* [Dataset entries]

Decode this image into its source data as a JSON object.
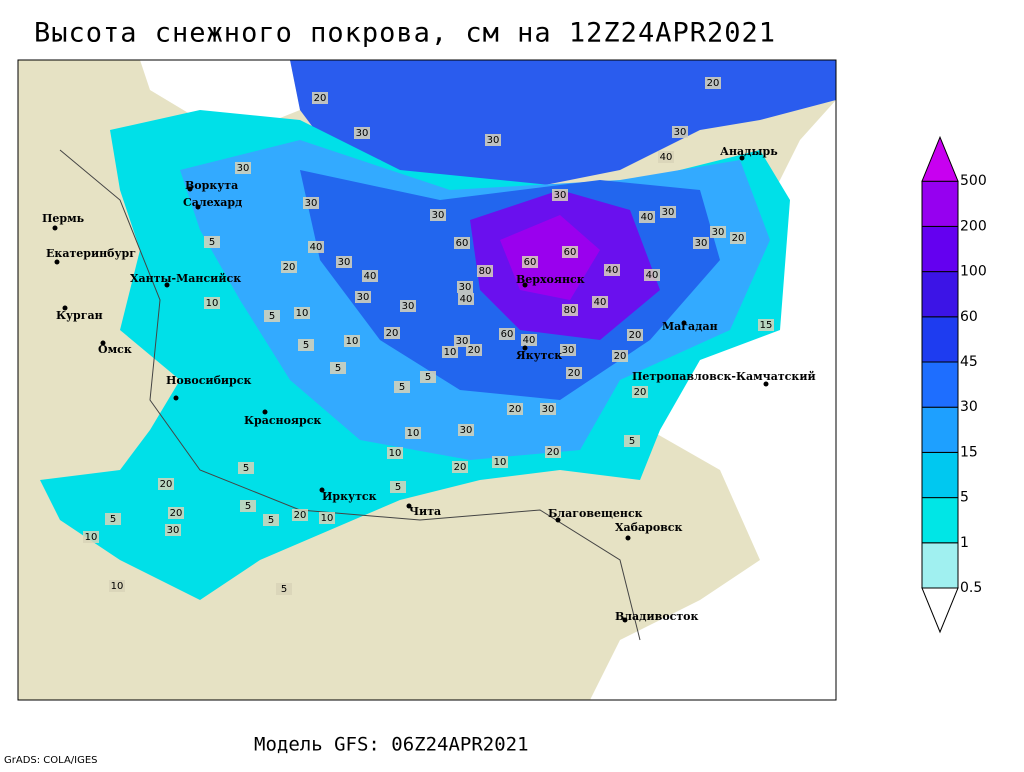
{
  "header": {
    "title": "Высота снежного покрова, см на 12Z24APR2021"
  },
  "map": {
    "cities": [
      "Воркута",
      "Салехард",
      "Пермь",
      "Екатеринбург",
      "Ханты-Мансийск",
      "Курган",
      "Омск",
      "Новосибирск",
      "Красноярск",
      "Иркутск",
      "Чита",
      "Благовещенск",
      "Хабаровск",
      "Владивосток",
      "Якутск",
      "Верхоянск",
      "Магадан",
      "Петропавловск-Камчатский",
      "Анадырь"
    ],
    "contour_labels": [
      20,
      30,
      30,
      20,
      30,
      40,
      30,
      30,
      30,
      30,
      60,
      40,
      30,
      30,
      30,
      20,
      5,
      40,
      30,
      40,
      20,
      80,
      60,
      60,
      40,
      40,
      30,
      40,
      30,
      30,
      40,
      80,
      10,
      5,
      10,
      20,
      60,
      40,
      10,
      30,
      20,
      10,
      5,
      20,
      20,
      15,
      30,
      5,
      5,
      5,
      20,
      20,
      20,
      30,
      10,
      30,
      5,
      10,
      20,
      10,
      20,
      5,
      20,
      5,
      20,
      5,
      10,
      5,
      20,
      30,
      5,
      10,
      10,
      5
    ]
  },
  "legend": {
    "levels": [
      0.5,
      1,
      5,
      15,
      30,
      45,
      60,
      100,
      200,
      500
    ],
    "colors": [
      "#ffffff",
      "#a0f0f0",
      "#00e6e6",
      "#00c8f0",
      "#1ea0ff",
      "#1e6eff",
      "#1e3cf0",
      "#3c14e6",
      "#6400f0",
      "#9600f0",
      "#c800f0"
    ]
  },
  "footer": {
    "model": "Модель GFS: 06Z24APR2021",
    "credit": "GrADS: COLA/IGES"
  }
}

* [Exercise objective]
Retype each record exactly as it stands, but do not include the pictures.

* [Response for this exercise]
Decode this image into its source data as a JSON object.
{
  "header": {
    "title": "Высота снежного покрова, см на 12Z24APR2021"
  },
  "map": {
    "cities": [
      "Воркута",
      "Салехард",
      "Пермь",
      "Екатеринбург",
      "Ханты-Мансийск",
      "Курган",
      "Омск",
      "Новосибирск",
      "Красноярск",
      "Иркутск",
      "Чита",
      "Благовещенск",
      "Хабаровск",
      "Владивосток",
      "Якутск",
      "Верхоянск",
      "Магадан",
      "Петропавловск-Камчатский",
      "Анадырь"
    ],
    "contour_labels": [
      20,
      30,
      30,
      20,
      30,
      40,
      30,
      30,
      30,
      30,
      60,
      40,
      30,
      30,
      30,
      20,
      5,
      40,
      30,
      40,
      20,
      80,
      60,
      60,
      40,
      40,
      30,
      40,
      30,
      30,
      40,
      80,
      10,
      5,
      10,
      20,
      60,
      40,
      10,
      30,
      20,
      10,
      5,
      20,
      20,
      15,
      30,
      5,
      5,
      5,
      20,
      20,
      20,
      30,
      10,
      30,
      5,
      10,
      20,
      10,
      20,
      5,
      20,
      5,
      20,
      5,
      10,
      5,
      20,
      30,
      5,
      10,
      10,
      5
    ]
  },
  "legend": {
    "levels": [
      0.5,
      1,
      5,
      15,
      30,
      45,
      60,
      100,
      200,
      500
    ],
    "colors": [
      "#ffffff",
      "#a0f0f0",
      "#00e6e6",
      "#00c8f0",
      "#1ea0ff",
      "#1e6eff",
      "#1e3cf0",
      "#3c14e6",
      "#6400f0",
      "#9600f0",
      "#c800f0"
    ]
  },
  "footer": {
    "model": "Модель GFS: 06Z24APR2021",
    "credit": "GrADS: COLA/IGES"
  }
}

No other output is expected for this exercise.